---------- Extracted records ----------

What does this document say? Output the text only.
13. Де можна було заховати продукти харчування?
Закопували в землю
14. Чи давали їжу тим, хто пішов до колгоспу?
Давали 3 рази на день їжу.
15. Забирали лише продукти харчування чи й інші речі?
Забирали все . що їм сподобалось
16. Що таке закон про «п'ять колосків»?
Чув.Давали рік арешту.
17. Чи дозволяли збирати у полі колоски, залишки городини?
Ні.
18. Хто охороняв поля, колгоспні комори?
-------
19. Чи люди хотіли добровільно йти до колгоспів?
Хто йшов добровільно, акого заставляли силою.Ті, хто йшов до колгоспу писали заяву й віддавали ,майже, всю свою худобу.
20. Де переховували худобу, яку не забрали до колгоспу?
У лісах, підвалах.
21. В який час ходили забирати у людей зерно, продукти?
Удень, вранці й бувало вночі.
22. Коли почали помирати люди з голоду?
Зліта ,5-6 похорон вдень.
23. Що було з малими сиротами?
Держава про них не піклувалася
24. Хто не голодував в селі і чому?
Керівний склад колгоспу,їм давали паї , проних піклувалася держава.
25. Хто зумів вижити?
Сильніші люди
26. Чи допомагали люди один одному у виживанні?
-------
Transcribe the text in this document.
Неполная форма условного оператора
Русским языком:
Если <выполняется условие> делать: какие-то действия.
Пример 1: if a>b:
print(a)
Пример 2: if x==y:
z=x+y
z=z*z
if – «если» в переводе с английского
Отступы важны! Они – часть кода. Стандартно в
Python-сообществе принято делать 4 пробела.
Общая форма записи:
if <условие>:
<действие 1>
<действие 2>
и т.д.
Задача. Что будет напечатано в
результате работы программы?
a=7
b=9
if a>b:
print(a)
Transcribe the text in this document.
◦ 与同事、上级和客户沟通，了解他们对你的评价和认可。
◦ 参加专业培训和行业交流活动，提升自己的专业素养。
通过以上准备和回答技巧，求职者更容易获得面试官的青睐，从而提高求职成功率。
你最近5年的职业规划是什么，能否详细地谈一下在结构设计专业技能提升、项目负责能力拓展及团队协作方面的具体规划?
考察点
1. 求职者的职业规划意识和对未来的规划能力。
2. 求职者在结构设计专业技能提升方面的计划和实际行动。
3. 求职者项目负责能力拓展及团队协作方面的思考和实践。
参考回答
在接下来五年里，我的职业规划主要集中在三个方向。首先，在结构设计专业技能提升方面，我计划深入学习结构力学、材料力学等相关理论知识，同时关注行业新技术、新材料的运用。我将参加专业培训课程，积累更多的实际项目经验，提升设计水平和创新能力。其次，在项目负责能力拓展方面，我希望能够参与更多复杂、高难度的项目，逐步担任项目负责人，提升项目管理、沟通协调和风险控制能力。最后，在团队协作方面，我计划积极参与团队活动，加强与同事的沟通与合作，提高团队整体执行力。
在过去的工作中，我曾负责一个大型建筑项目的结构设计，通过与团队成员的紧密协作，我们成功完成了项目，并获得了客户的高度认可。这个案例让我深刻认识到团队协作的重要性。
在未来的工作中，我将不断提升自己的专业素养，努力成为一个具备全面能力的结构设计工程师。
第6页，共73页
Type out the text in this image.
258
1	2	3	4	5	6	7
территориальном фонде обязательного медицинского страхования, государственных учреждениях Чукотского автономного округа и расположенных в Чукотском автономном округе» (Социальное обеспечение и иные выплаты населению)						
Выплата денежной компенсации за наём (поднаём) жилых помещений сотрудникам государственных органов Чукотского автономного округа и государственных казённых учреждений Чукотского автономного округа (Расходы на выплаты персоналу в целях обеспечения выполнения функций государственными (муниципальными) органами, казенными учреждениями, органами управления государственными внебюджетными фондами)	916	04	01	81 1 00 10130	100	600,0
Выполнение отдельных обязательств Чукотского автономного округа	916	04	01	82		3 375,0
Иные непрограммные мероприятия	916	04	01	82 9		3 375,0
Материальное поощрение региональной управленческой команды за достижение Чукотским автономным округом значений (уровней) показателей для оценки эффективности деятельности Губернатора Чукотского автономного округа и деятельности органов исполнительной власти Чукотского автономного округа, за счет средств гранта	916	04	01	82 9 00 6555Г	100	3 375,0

----------

- Short exercise
Every line holding "худобу" should be copied out.

- Output of the task
Хто йшов добровільно, акого заставляли силою.Ті, хто йшов до колгоспу писали заяву й віддавали ,майже, всю свою худобу.
20. Де переховували худобу, яку не забрали до колгоспу?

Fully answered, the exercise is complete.